Short task ▸
Locate all lines with the word "درخواست" and copy them out.
** start of Data for the task **
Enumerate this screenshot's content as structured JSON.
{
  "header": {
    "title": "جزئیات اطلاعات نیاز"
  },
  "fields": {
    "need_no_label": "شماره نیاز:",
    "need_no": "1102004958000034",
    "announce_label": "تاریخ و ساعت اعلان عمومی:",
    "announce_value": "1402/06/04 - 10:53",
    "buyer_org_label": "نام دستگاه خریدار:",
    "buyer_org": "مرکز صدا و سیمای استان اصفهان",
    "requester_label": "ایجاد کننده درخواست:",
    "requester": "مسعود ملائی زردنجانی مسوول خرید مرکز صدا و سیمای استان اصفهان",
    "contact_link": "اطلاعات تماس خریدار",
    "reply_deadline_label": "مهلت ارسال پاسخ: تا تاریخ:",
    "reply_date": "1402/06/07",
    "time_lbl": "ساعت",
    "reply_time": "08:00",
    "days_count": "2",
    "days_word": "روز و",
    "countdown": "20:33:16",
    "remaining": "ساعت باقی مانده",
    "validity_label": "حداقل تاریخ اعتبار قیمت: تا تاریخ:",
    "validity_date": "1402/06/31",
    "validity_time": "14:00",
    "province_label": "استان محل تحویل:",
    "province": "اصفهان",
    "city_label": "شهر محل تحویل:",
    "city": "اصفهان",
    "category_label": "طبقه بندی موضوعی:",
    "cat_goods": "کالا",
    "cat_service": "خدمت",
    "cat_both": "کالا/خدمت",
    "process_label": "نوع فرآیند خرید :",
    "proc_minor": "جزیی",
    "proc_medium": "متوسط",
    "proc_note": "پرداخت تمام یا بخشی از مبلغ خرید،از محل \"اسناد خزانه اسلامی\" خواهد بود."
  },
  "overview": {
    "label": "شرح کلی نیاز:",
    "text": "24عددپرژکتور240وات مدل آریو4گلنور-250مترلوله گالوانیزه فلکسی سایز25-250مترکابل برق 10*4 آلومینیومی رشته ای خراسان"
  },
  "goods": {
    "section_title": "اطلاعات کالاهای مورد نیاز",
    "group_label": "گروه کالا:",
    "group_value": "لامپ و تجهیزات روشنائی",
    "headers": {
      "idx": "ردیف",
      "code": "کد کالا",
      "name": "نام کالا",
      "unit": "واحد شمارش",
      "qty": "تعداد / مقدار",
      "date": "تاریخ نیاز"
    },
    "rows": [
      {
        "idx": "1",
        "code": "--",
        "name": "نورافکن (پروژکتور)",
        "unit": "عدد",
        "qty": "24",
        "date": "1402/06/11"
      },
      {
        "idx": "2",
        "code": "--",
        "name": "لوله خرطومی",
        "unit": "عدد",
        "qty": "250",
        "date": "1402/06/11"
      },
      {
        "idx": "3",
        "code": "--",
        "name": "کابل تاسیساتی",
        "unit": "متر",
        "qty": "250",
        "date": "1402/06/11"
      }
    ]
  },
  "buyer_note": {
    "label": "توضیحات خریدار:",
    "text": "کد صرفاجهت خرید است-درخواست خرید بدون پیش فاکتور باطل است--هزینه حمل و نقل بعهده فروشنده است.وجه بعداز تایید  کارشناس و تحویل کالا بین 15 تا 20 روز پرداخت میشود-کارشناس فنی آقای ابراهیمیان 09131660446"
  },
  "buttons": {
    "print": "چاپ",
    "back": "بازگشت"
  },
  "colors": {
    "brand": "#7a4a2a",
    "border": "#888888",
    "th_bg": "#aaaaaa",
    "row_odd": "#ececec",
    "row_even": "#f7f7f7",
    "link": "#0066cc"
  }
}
** end of Data for the task **
Expected output ▸
    "requester_label": "ایجاد کننده درخواست:",
    "text": "کد صرفاجهت خرید است-درخواست خرید بدون پیش فاکتور باطل است--هزینه حمل و نقل بعهده فروشنده است.وجه بعداز تایید  کارشناس و تحویل کالا بین 15 تا 20 روز پرداخت میشود-کارشناس فنی آقای ابراهیمیان 09131660446"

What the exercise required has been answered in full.